▶ Aim
Copy out the data below as written; omit any images.

▶ Material supplied
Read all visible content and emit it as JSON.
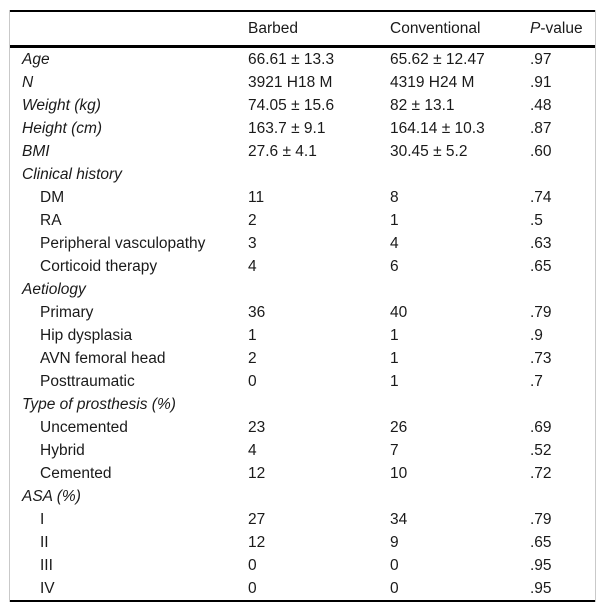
{
  "table": {
    "header": {
      "col1": "",
      "barbed": "Barbed",
      "conventional": "Conventional",
      "p_italic": "P",
      "p_rest": "-value"
    },
    "rows": [
      {
        "label": "Age",
        "style": "category",
        "barbed": "66.61 ± 13.3",
        "conventional": "65.62 ± 12.47",
        "p": ".97"
      },
      {
        "label": "N",
        "style": "category",
        "barbed": "3921 H18 M",
        "conventional": "4319 H24 M",
        "p": ".91"
      },
      {
        "label": "Weight (kg)",
        "style": "category",
        "barbed": "74.05 ± 15.6",
        "conventional": "82 ± 13.1",
        "p": ".48"
      },
      {
        "label": "Height (cm)",
        "style": "category",
        "barbed": "163.7 ± 9.1",
        "conventional": "164.14 ± 10.3",
        "p": ".87"
      },
      {
        "label": "BMI",
        "style": "category",
        "barbed": "27.6 ± 4.1",
        "conventional": "30.45 ± 5.2",
        "p": ".60"
      },
      {
        "label": "Clinical history",
        "style": "section",
        "barbed": "",
        "conventional": "",
        "p": ""
      },
      {
        "label": "DM",
        "style": "sub",
        "barbed": "11",
        "conventional": "8",
        "p": ".74"
      },
      {
        "label": "RA",
        "style": "sub",
        "barbed": "2",
        "conventional": "1",
        "p": ".5"
      },
      {
        "label": "Peripheral vasculopathy",
        "style": "sub",
        "barbed": "3",
        "conventional": "4",
        "p": ".63"
      },
      {
        "label": "Corticoid therapy",
        "style": "sub",
        "barbed": "4",
        "conventional": "6",
        "p": ".65"
      },
      {
        "label": "Aetiology",
        "style": "section",
        "barbed": "",
        "conventional": "",
        "p": ""
      },
      {
        "label": "Primary",
        "style": "sub",
        "barbed": "36",
        "conventional": "40",
        "p": ".79"
      },
      {
        "label": "Hip dysplasia",
        "style": "sub",
        "barbed": "1",
        "conventional": "1",
        "p": ".9"
      },
      {
        "label": "AVN femoral head",
        "style": "sub",
        "barbed": "2",
        "conventional": "1",
        "p": ".73"
      },
      {
        "label": "Posttraumatic",
        "style": "sub",
        "barbed": "0",
        "conventional": "1",
        "p": ".7"
      },
      {
        "label": "Type of prosthesis (%)",
        "style": "section",
        "barbed": "",
        "conventional": "",
        "p": ""
      },
      {
        "label": "Uncemented",
        "style": "sub",
        "barbed": "23",
        "conventional": "26",
        "p": ".69"
      },
      {
        "label": "Hybrid",
        "style": "sub",
        "barbed": "4",
        "conventional": "7",
        "p": ".52"
      },
      {
        "label": "Cemented",
        "style": "sub",
        "barbed": "12",
        "conventional": "10",
        "p": ".72"
      },
      {
        "label": "ASA (%)",
        "style": "section",
        "barbed": "",
        "conventional": "",
        "p": ""
      },
      {
        "label": "I",
        "style": "sub",
        "barbed": "27",
        "conventional": "34",
        "p": ".79"
      },
      {
        "label": "II",
        "style": "sub",
        "barbed": "12",
        "conventional": "9",
        "p": ".65"
      },
      {
        "label": "III",
        "style": "sub",
        "barbed": "0",
        "conventional": "0",
        "p": ".95"
      },
      {
        "label": "IV",
        "style": "sub",
        "barbed": "0",
        "conventional": "0",
        "p": ".95"
      }
    ]
  }
}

▶ Result of the exercise
Read all visible content and emit it as JSON.
{
  "table": {
    "header": {
      "col1": "",
      "barbed": "Barbed",
      "conventional": "Conventional",
      "p_italic": "P",
      "p_rest": "-value"
    },
    "rows": [
      {
        "label": "Age",
        "style": "category",
        "barbed": "66.61 ± 13.3",
        "conventional": "65.62 ± 12.47",
        "p": ".97"
      },
      {
        "label": "N",
        "style": "category",
        "barbed": "3921 H18 M",
        "conventional": "4319 H24 M",
        "p": ".91"
      },
      {
        "label": "Weight (kg)",
        "style": "category",
        "barbed": "74.05 ± 15.6",
        "conventional": "82 ± 13.1",
        "p": ".48"
      },
      {
        "label": "Height (cm)",
        "style": "category",
        "barbed": "163.7 ± 9.1",
        "conventional": "164.14 ± 10.3",
        "p": ".87"
      },
      {
        "label": "BMI",
        "style": "category",
        "barbed": "27.6 ± 4.1",
        "conventional": "30.45 ± 5.2",
        "p": ".60"
      },
      {
        "label": "Clinical history",
        "style": "section",
        "barbed": "",
        "conventional": "",
        "p": ""
      },
      {
        "label": "DM",
        "style": "sub",
        "barbed": "11",
        "conventional": "8",
        "p": ".74"
      },
      {
        "label": "RA",
        "style": "sub",
        "barbed": "2",
        "conventional": "1",
        "p": ".5"
      },
      {
        "label": "Peripheral vasculopathy",
        "style": "sub",
        "barbed": "3",
        "conventional": "4",
        "p": ".63"
      },
      {
        "label": "Corticoid therapy",
        "style": "sub",
        "barbed": "4",
        "conventional": "6",
        "p": ".65"
      },
      {
        "label": "Aetiology",
        "style": "section",
        "barbed": "",
        "conventional": "",
        "p": ""
      },
      {
        "label": "Primary",
        "style": "sub",
        "barbed": "36",
        "conventional": "40",
        "p": ".79"
      },
      {
        "label": "Hip dysplasia",
        "style": "sub",
        "barbed": "1",
        "conventional": "1",
        "p": ".9"
      },
      {
        "label": "AVN femoral head",
        "style": "sub",
        "barbed": "2",
        "conventional": "1",
        "p": ".73"
      },
      {
        "label": "Posttraumatic",
        "style": "sub",
        "barbed": "0",
        "conventional": "1",
        "p": ".7"
      },
      {
        "label": "Type of prosthesis (%)",
        "style": "section",
        "barbed": "",
        "conventional": "",
        "p": ""
      },
      {
        "label": "Uncemented",
        "style": "sub",
        "barbed": "23",
        "conventional": "26",
        "p": ".69"
      },
      {
        "label": "Hybrid",
        "style": "sub",
        "barbed": "4",
        "conventional": "7",
        "p": ".52"
      },
      {
        "label": "Cemented",
        "style": "sub",
        "barbed": "12",
        "conventional": "10",
        "p": ".72"
      },
      {
        "label": "ASA (%)",
        "style": "section",
        "barbed": "",
        "conventional": "",
        "p": ""
      },
      {
        "label": "I",
        "style": "sub",
        "barbed": "27",
        "conventional": "34",
        "p": ".79"
      },
      {
        "label": "II",
        "style": "sub",
        "barbed": "12",
        "conventional": "9",
        "p": ".65"
      },
      {
        "label": "III",
        "style": "sub",
        "barbed": "0",
        "conventional": "0",
        "p": ".95"
      },
      {
        "label": "IV",
        "style": "sub",
        "barbed": "0",
        "conventional": "0",
        "p": ".95"
      }
    ]
  }
}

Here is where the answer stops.